■ **SUPPLIED DATA**

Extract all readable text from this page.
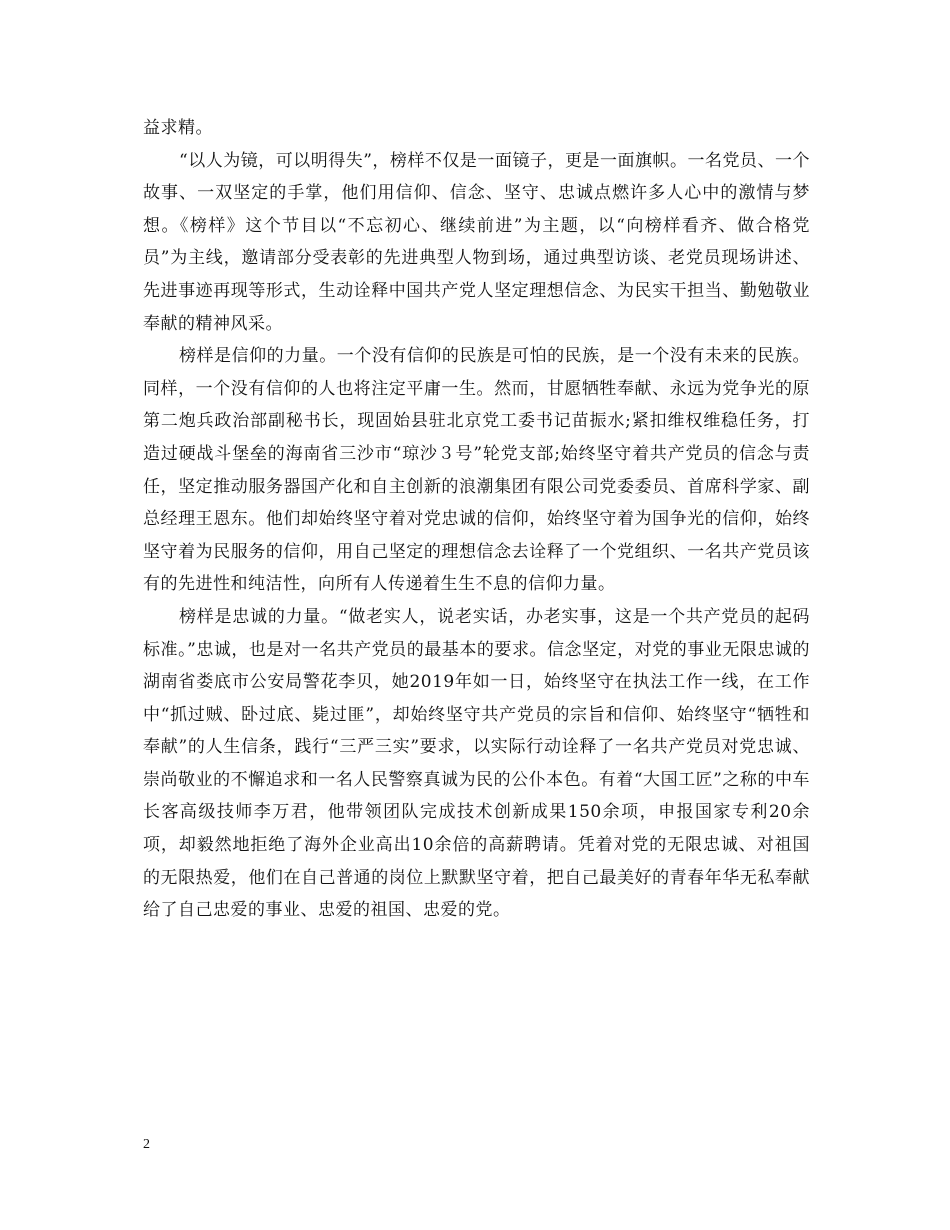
益求精。

“以人为镜，可以明得失”，榜样不仅是一面镜子，更是一面旗帜。一名党员、一个故事、一双坚定的手掌，他们用信仰、信念、坚守、忠诚点燃许多人心中的激情与梦想。《榜样》这个节目以“不忘初心、继续前进”为主题，以“向榜样看齐、做合格党员”为主线，邀请部分受表彰的先进典型人物到场，通过典型访谈、老党员现场讲述、先进事迹再现等形式，生动诠释中国共产党人坚定理想信念、为民实干担当、勤勉敬业奉献的精神风采。

榜样是信仰的力量。一个没有信仰的民族是可怕的民族，是一个没有未来的民族。同样，一个没有信仰的人也将注定平庸一生。然而，甘愿牺牲奉献、永远为党争光的原第二炮兵政治部副秘书长，现固始县驻北京党工委书记苗振水;紧扣维权维稳任务，打造过硬战斗堡垒的海南省三沙市“琼沙３号”轮党支部;始终坚守着共产党员的信念与责任，坚定推动服务器国产化和自主创新的浪潮集团有限公司党委委员、首席科学家、副总经理王恩东。他们却始终坚守着对党忠诚的信仰，始终坚守着为国争光的信仰，始终坚守着为民服务的信仰，用自己坚定的理想信念去诠释了一个党组织、一名共产党员该有的先进性和纯洁性，向所有人传递着生生不息的信仰力量。

榜样是忠诚的力量。“做老实人，说老实话，办老实事，这是一个共产党员的起码标准。”忠诚，也是对一名共产党员的最基本的要求。信念坚定，对党的事业无限忠诚的湖南省娄底市公安局警花李贝，她2019年如一日，始终坚守在执法工作一线，在工作中“抓过贼、卧过底、毙过匪”，却始终坚守共产党员的宗旨和信仰、始终坚守“牺牲和奉献”的人生信条，践行“三严三实”要求，以实际行动诠释了一名共产党员对党忠诚、崇尚敬业的不懈追求和一名人民警察真诚为民的公仆本色。有着“大国工匠”之称的中车长客高级技师李万君，他带领团队完成技术创新成果150余项，申报国家专利20余项，却毅然地拒绝了海外企业高出10余倍的高薪聘请。凭着对党的无限忠诚、对祖国的无限热爱，他们在自己普通的岗位上默默坚守着，把自己最美好的青春年华无私奉献给了自己忠爱的事业、忠爱的祖国、忠爱的党。

2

■ **GOAL**
What you return should match the records above word for word, minus the pictures.

■ **IN RESPONSE**
Extract all readable text from this page.
益求精。

“以人为镜，可以明得失”，榜样不仅是一面镜子，更是一面旗帜。一名党员、一个故事、一双坚定的手掌，他们用信仰、信念、坚守、忠诚点燃许多人心中的激情与梦想。《榜样》这个节目以“不忘初心、继续前进”为主题，以“向榜样看齐、做合格党员”为主线，邀请部分受表彰的先进典型人物到场，通过典型访谈、老党员现场讲述、先进事迹再现等形式，生动诠释中国共产党人坚定理想信念、为民实干担当、勤勉敬业奉献的精神风采。

榜样是信仰的力量。一个没有信仰的民族是可怕的民族，是一个没有未来的民族。同样，一个没有信仰的人也将注定平庸一生。然而，甘愿牺牲奉献、永远为党争光的原第二炮兵政治部副秘书长，现固始县驻北京党工委书记苗振水;紧扣维权维稳任务，打造过硬战斗堡垒的海南省三沙市“琼沙３号”轮党支部;始终坚守着共产党员的信念与责任，坚定推动服务器国产化和自主创新的浪潮集团有限公司党委委员、首席科学家、副总经理王恩东。他们却始终坚守着对党忠诚的信仰，始终坚守着为国争光的信仰，始终坚守着为民服务的信仰，用自己坚定的理想信念去诠释了一个党组织、一名共产党员该有的先进性和纯洁性，向所有人传递着生生不息的信仰力量。

榜样是忠诚的力量。“做老实人，说老实话，办老实事，这是一个共产党员的起码标准。”忠诚，也是对一名共产党员的最基本的要求。信念坚定，对党的事业无限忠诚的湖南省娄底市公安局警花李贝，她2019年如一日，始终坚守在执法工作一线，在工作中“抓过贼、卧过底、毙过匪”，却始终坚守共产党员的宗旨和信仰、始终坚守“牺牲和奉献”的人生信条，践行“三严三实”要求，以实际行动诠释了一名共产党员对党忠诚、崇尚敬业的不懈追求和一名人民警察真诚为民的公仆本色。有着“大国工匠”之称的中车长客高级技师李万君，他带领团队完成技术创新成果150余项，申报国家专利20余项，却毅然地拒绝了海外企业高出10余倍的高薪聘请。凭着对党的无限忠诚、对祖国的无限热爱，他们在自己普通的岗位上默默坚守着，把自己最美好的青春年华无私奉献给了自己忠爱的事业、忠爱的祖国、忠爱的党。

2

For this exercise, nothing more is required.